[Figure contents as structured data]
— Start —

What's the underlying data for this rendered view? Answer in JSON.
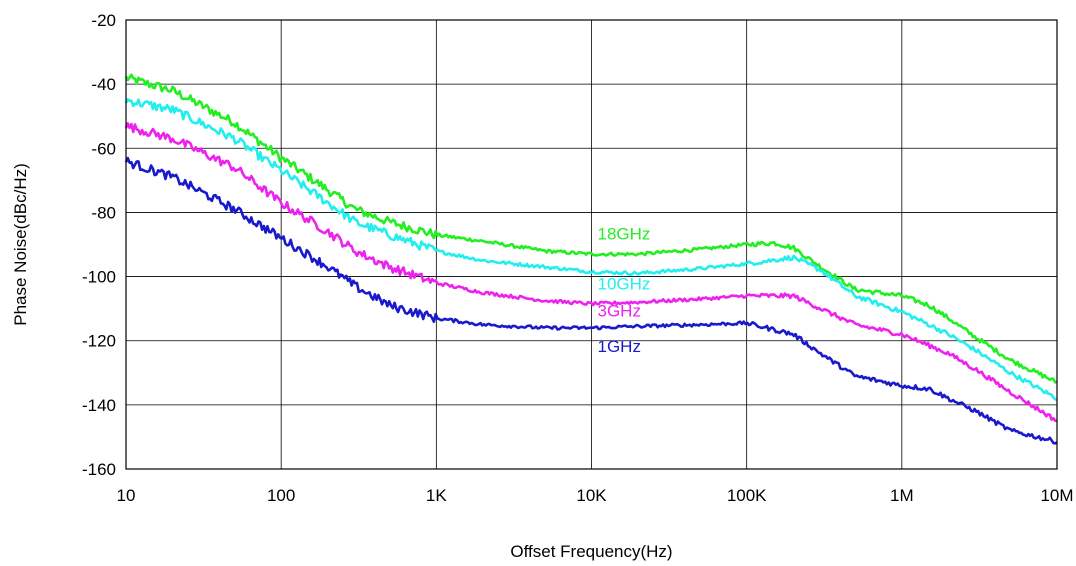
{
  "chart_data": {
    "type": "line",
    "x_scale": "log",
    "xlim": [
      10,
      10000000
    ],
    "ylim": [
      -160,
      -20
    ],
    "grid": true,
    "xlabel": "Offset Frequency(Hz)",
    "ylabel": "Phase Noise(dBc/Hz)",
    "x_ticks": [
      {
        "value": 10,
        "label": "10"
      },
      {
        "value": 100,
        "label": "100"
      },
      {
        "value": 1000,
        "label": "1K"
      },
      {
        "value": 10000,
        "label": "10K"
      },
      {
        "value": 100000,
        "label": "100K"
      },
      {
        "value": 1000000,
        "label": "1M"
      },
      {
        "value": 10000000,
        "label": "10M"
      }
    ],
    "y_ticks": [
      {
        "value": -20,
        "label": "-20"
      },
      {
        "value": -40,
        "label": "-40"
      },
      {
        "value": -60,
        "label": "-60"
      },
      {
        "value": -80,
        "label": "-80"
      },
      {
        "value": -100,
        "label": "-100"
      },
      {
        "value": -120,
        "label": "-120"
      },
      {
        "value": -140,
        "label": "-140"
      },
      {
        "value": -160,
        "label": "-160"
      }
    ],
    "series": [
      {
        "name": "18GHz",
        "color": "#22ee22",
        "label_at": [
          10000,
          -88.5
        ],
        "points": [
          [
            10,
            -38
          ],
          [
            20,
            -42
          ],
          [
            50,
            -52
          ],
          [
            100,
            -63
          ],
          [
            200,
            -73
          ],
          [
            300,
            -79
          ],
          [
            500,
            -83
          ],
          [
            1000,
            -87
          ],
          [
            2000,
            -89
          ],
          [
            5000,
            -92
          ],
          [
            10000,
            -93
          ],
          [
            20000,
            -93
          ],
          [
            50000,
            -91.5
          ],
          [
            100000,
            -90
          ],
          [
            150000,
            -89.5
          ],
          [
            200000,
            -91
          ],
          [
            300000,
            -97
          ],
          [
            500000,
            -104
          ],
          [
            1000000,
            -106
          ],
          [
            1500000,
            -109
          ],
          [
            2000000,
            -113
          ],
          [
            3000000,
            -119
          ],
          [
            5000000,
            -126
          ],
          [
            10000000,
            -133
          ]
        ]
      },
      {
        "name": "10GHz",
        "color": "#22eeee",
        "label_at": [
          10000,
          -104
        ],
        "points": [
          [
            10,
            -45
          ],
          [
            20,
            -48
          ],
          [
            50,
            -57
          ],
          [
            100,
            -67
          ],
          [
            200,
            -77
          ],
          [
            300,
            -83
          ],
          [
            500,
            -87
          ],
          [
            1000,
            -92
          ],
          [
            2000,
            -95
          ],
          [
            5000,
            -97
          ],
          [
            10000,
            -98.5
          ],
          [
            20000,
            -99
          ],
          [
            50000,
            -97.5
          ],
          [
            100000,
            -96
          ],
          [
            200000,
            -94
          ],
          [
            300000,
            -98
          ],
          [
            500000,
            -106
          ],
          [
            1000000,
            -111
          ],
          [
            1500000,
            -115
          ],
          [
            2000000,
            -118
          ],
          [
            3000000,
            -123
          ],
          [
            5000000,
            -130
          ],
          [
            10000000,
            -138
          ]
        ]
      },
      {
        "name": "3GHz",
        "color": "#ee22ee",
        "label_at": [
          10000,
          -112.5
        ],
        "points": [
          [
            10,
            -53
          ],
          [
            20,
            -57
          ],
          [
            50,
            -66
          ],
          [
            100,
            -77
          ],
          [
            200,
            -86
          ],
          [
            300,
            -92
          ],
          [
            500,
            -97
          ],
          [
            1000,
            -102
          ],
          [
            2000,
            -105
          ],
          [
            5000,
            -107.5
          ],
          [
            10000,
            -108.5
          ],
          [
            20000,
            -108
          ],
          [
            50000,
            -107
          ],
          [
            100000,
            -106
          ],
          [
            200000,
            -106
          ],
          [
            300000,
            -110
          ],
          [
            500000,
            -115
          ],
          [
            1000000,
            -118
          ],
          [
            2000000,
            -124
          ],
          [
            3000000,
            -129
          ],
          [
            5000000,
            -136
          ],
          [
            10000000,
            -145
          ]
        ]
      },
      {
        "name": "1GHz",
        "color": "#1a1acc",
        "label_at": [
          10000,
          -123.5
        ],
        "points": [
          [
            10,
            -64
          ],
          [
            20,
            -69
          ],
          [
            50,
            -79
          ],
          [
            100,
            -88
          ],
          [
            200,
            -97
          ],
          [
            300,
            -103
          ],
          [
            500,
            -109
          ],
          [
            1000,
            -113
          ],
          [
            2000,
            -115
          ],
          [
            5000,
            -116
          ],
          [
            10000,
            -116
          ],
          [
            20000,
            -115.5
          ],
          [
            50000,
            -115
          ],
          [
            100000,
            -114.5
          ],
          [
            200000,
            -118
          ],
          [
            300000,
            -124
          ],
          [
            500000,
            -131
          ],
          [
            1000000,
            -134
          ],
          [
            1500000,
            -135
          ],
          [
            2000000,
            -138
          ],
          [
            3000000,
            -142
          ],
          [
            5000000,
            -148
          ],
          [
            10000000,
            -151.5
          ]
        ]
      }
    ]
  }
}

— End —

## Exercise requirements
Omit any images, then output the listing exactly.

## Correct result
What's the underlying data for this rendered view? Answer in JSON.
{
  "chart_data": {
    "type": "line",
    "x_scale": "log",
    "xlim": [
      10,
      10000000
    ],
    "ylim": [
      -160,
      -20
    ],
    "grid": true,
    "xlabel": "Offset Frequency(Hz)",
    "ylabel": "Phase Noise(dBc/Hz)",
    "x_ticks": [
      {
        "value": 10,
        "label": "10"
      },
      {
        "value": 100,
        "label": "100"
      },
      {
        "value": 1000,
        "label": "1K"
      },
      {
        "value": 10000,
        "label": "10K"
      },
      {
        "value": 100000,
        "label": "100K"
      },
      {
        "value": 1000000,
        "label": "1M"
      },
      {
        "value": 10000000,
        "label": "10M"
      }
    ],
    "y_ticks": [
      {
        "value": -20,
        "label": "-20"
      },
      {
        "value": -40,
        "label": "-40"
      },
      {
        "value": -60,
        "label": "-60"
      },
      {
        "value": -80,
        "label": "-80"
      },
      {
        "value": -100,
        "label": "-100"
      },
      {
        "value": -120,
        "label": "-120"
      },
      {
        "value": -140,
        "label": "-140"
      },
      {
        "value": -160,
        "label": "-160"
      }
    ],
    "series": [
      {
        "name": "18GHz",
        "color": "#22ee22",
        "label_at": [
          10000,
          -88.5
        ],
        "points": [
          [
            10,
            -38
          ],
          [
            20,
            -42
          ],
          [
            50,
            -52
          ],
          [
            100,
            -63
          ],
          [
            200,
            -73
          ],
          [
            300,
            -79
          ],
          [
            500,
            -83
          ],
          [
            1000,
            -87
          ],
          [
            2000,
            -89
          ],
          [
            5000,
            -92
          ],
          [
            10000,
            -93
          ],
          [
            20000,
            -93
          ],
          [
            50000,
            -91.5
          ],
          [
            100000,
            -90
          ],
          [
            150000,
            -89.5
          ],
          [
            200000,
            -91
          ],
          [
            300000,
            -97
          ],
          [
            500000,
            -104
          ],
          [
            1000000,
            -106
          ],
          [
            1500000,
            -109
          ],
          [
            2000000,
            -113
          ],
          [
            3000000,
            -119
          ],
          [
            5000000,
            -126
          ],
          [
            10000000,
            -133
          ]
        ]
      },
      {
        "name": "10GHz",
        "color": "#22eeee",
        "label_at": [
          10000,
          -104
        ],
        "points": [
          [
            10,
            -45
          ],
          [
            20,
            -48
          ],
          [
            50,
            -57
          ],
          [
            100,
            -67
          ],
          [
            200,
            -77
          ],
          [
            300,
            -83
          ],
          [
            500,
            -87
          ],
          [
            1000,
            -92
          ],
          [
            2000,
            -95
          ],
          [
            5000,
            -97
          ],
          [
            10000,
            -98.5
          ],
          [
            20000,
            -99
          ],
          [
            50000,
            -97.5
          ],
          [
            100000,
            -96
          ],
          [
            200000,
            -94
          ],
          [
            300000,
            -98
          ],
          [
            500000,
            -106
          ],
          [
            1000000,
            -111
          ],
          [
            1500000,
            -115
          ],
          [
            2000000,
            -118
          ],
          [
            3000000,
            -123
          ],
          [
            5000000,
            -130
          ],
          [
            10000000,
            -138
          ]
        ]
      },
      {
        "name": "3GHz",
        "color": "#ee22ee",
        "label_at": [
          10000,
          -112.5
        ],
        "points": [
          [
            10,
            -53
          ],
          [
            20,
            -57
          ],
          [
            50,
            -66
          ],
          [
            100,
            -77
          ],
          [
            200,
            -86
          ],
          [
            300,
            -92
          ],
          [
            500,
            -97
          ],
          [
            1000,
            -102
          ],
          [
            2000,
            -105
          ],
          [
            5000,
            -107.5
          ],
          [
            10000,
            -108.5
          ],
          [
            20000,
            -108
          ],
          [
            50000,
            -107
          ],
          [
            100000,
            -106
          ],
          [
            200000,
            -106
          ],
          [
            300000,
            -110
          ],
          [
            500000,
            -115
          ],
          [
            1000000,
            -118
          ],
          [
            2000000,
            -124
          ],
          [
            3000000,
            -129
          ],
          [
            5000000,
            -136
          ],
          [
            10000000,
            -145
          ]
        ]
      },
      {
        "name": "1GHz",
        "color": "#1a1acc",
        "label_at": [
          10000,
          -123.5
        ],
        "points": [
          [
            10,
            -64
          ],
          [
            20,
            -69
          ],
          [
            50,
            -79
          ],
          [
            100,
            -88
          ],
          [
            200,
            -97
          ],
          [
            300,
            -103
          ],
          [
            500,
            -109
          ],
          [
            1000,
            -113
          ],
          [
            2000,
            -115
          ],
          [
            5000,
            -116
          ],
          [
            10000,
            -116
          ],
          [
            20000,
            -115.5
          ],
          [
            50000,
            -115
          ],
          [
            100000,
            -114.5
          ],
          [
            200000,
            -118
          ],
          [
            300000,
            -124
          ],
          [
            500000,
            -131
          ],
          [
            1000000,
            -134
          ],
          [
            1500000,
            -135
          ],
          [
            2000000,
            -138
          ],
          [
            3000000,
            -142
          ],
          [
            5000000,
            -148
          ],
          [
            10000000,
            -151.5
          ]
        ]
      }
    ]
  }
}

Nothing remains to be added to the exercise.